**Extrait fourni**
--------

Karaoké

Karaoké

30 avril : 

Nous visitons la ville aujourd’hui d’une bien étrange façon. En pistant les HSBC. Avec nos sacs sur le dos, sinon c’est pas rigolo. Un stop à Asakasa. Un stop à Shibuya. Un stop à Ginza. Et puis voilà qu’on apprend que tous les distributeurs du pays ont fermé il y a 8 mois.

Il nous aura quand même fallu la journée pour obtenir cette information. Mais bon, on commence à être habitués alors on le prend avec le sourire. Et on décide de rebondir, en rejoignant Brenna et Mica et leurs amis dans un bar à sushis. Les assiettes défilent devant nous. Mais nous on préfère directement commander au cuisto. Y’a pas à dire c’est quand même meilleur ici qu’en France.

Nous faisons la connaissance de Kanako et Kohei. Ensemble depuis plus d’une dizaine d’année, ils ne sont pas mariés et n’ont pas d’enfants. Non pas qu’ils soient contre l’idée, mais Kanako devrait alors arrêter de travailler. Car c’est mal vu ici qu’une femme mariée continue à travailler. Et si elle est mère de famille c’est pire encore ! Or elle, elle adore son boulot. Alors ils attendent que la société change. Ou peut être la changeront-ils eux. 

Nous prolongeons la soirée en allant au karaoké. Nous réservons une cabine pour 8 pendant 2h. Commandons des boissons (pour nosu donner du courage). Prenons avec nous des cymbales et des maracas et c’est parti pour la musique. Dans le catalogue, il y a un grand choix de chansons japonaises (forcément), anglaises mais aussi françaises !!!

Je m’égosille sur “Tout pour ma chérie” de Polnareff. Je masterise “Poupée de cire, Poupée de son” de France Gall. Je sublime “Like a Prayer” de Madonna. Et pendant ce temps là, Florent cherche de l’aide auprès des Beatles. HELP !!!

--------

**Consigne**
Recopiez mot pour mot le passage du récit ci-dessus qui commence à "Il nous aura" et se termine à "ici qu’en France.".

--------

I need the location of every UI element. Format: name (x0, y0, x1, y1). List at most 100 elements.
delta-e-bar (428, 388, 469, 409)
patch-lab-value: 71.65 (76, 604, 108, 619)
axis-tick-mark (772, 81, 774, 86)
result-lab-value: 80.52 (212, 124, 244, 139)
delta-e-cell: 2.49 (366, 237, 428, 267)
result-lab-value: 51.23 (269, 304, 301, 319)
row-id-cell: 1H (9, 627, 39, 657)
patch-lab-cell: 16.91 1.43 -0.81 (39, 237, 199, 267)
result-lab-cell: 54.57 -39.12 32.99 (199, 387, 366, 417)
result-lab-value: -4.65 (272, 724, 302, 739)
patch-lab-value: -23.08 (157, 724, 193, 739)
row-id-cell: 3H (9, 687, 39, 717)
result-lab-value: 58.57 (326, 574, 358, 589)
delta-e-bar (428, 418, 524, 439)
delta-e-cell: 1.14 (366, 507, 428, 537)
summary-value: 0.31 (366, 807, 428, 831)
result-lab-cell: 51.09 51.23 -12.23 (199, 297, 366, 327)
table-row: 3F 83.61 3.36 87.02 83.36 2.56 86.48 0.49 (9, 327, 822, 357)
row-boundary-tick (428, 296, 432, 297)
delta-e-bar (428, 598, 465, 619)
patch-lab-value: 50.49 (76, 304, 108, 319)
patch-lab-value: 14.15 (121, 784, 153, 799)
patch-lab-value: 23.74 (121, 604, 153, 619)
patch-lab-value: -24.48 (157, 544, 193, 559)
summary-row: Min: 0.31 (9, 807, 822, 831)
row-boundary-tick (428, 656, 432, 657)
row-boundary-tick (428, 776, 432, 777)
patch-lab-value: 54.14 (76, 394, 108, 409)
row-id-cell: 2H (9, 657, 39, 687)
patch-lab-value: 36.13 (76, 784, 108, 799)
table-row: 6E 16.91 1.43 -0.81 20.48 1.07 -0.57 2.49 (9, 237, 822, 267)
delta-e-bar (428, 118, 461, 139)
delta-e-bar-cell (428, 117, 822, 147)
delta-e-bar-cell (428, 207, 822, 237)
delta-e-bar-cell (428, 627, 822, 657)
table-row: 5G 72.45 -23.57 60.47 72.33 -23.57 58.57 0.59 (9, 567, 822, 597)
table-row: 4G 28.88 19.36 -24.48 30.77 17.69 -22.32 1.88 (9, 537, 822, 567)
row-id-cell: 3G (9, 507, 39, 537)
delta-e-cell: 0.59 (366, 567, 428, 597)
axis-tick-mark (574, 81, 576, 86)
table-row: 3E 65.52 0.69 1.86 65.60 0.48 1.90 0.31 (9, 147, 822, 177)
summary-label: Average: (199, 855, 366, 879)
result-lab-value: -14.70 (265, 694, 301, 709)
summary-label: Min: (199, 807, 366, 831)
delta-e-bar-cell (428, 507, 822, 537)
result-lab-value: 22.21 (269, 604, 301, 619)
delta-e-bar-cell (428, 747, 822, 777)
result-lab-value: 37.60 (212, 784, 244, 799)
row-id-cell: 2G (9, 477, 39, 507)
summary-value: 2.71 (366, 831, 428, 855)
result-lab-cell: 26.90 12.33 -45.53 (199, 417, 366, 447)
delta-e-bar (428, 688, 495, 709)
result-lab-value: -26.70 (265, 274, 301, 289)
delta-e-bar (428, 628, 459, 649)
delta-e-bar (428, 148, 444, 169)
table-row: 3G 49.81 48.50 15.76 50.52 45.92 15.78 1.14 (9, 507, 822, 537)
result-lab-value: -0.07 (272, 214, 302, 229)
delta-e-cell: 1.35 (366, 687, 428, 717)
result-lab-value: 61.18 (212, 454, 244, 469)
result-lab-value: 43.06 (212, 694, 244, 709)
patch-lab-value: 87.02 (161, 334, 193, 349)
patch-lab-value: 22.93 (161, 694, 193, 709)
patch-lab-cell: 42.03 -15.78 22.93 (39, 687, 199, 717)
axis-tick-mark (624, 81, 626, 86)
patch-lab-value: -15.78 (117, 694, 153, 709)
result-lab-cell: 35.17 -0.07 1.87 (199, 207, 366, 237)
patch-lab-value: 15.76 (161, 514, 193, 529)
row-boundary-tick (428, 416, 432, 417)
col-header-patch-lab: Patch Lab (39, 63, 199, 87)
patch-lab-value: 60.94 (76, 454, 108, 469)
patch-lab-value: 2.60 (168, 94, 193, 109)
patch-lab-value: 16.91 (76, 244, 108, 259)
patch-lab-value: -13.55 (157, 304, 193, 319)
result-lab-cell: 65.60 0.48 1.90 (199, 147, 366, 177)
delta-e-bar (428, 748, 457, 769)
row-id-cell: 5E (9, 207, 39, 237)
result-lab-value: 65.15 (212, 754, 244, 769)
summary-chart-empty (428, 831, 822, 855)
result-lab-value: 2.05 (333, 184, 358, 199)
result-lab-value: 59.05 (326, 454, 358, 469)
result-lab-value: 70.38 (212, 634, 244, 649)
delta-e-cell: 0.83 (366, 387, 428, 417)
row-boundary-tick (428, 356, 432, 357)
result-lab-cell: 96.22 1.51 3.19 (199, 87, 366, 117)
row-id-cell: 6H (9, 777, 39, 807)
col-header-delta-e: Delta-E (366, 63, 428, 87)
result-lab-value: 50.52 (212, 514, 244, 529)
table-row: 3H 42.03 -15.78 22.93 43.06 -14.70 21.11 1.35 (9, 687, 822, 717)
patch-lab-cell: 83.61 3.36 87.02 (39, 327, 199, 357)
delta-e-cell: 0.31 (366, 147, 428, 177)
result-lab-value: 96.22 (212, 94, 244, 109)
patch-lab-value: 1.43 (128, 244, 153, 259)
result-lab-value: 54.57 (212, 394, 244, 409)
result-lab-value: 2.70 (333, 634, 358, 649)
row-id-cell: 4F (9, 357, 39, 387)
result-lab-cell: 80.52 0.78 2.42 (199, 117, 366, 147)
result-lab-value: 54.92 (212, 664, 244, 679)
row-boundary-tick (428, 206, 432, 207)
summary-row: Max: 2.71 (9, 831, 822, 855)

--------

**Réponse ci-dessous**
Il nous aura quand même fallu la journée pour obtenir cette information. Mais bon, on commence à être habitués alors on le prend avec le sourire. Et on décide de rebondir, en rejoignant Brenna et Mica et leurs amis dans un bar à sushis. Les assiettes défilent devant nous. Mais nous on préfère directement commander au cuisto. Y’a pas à dire c’est quand même meilleur ici qu’en France.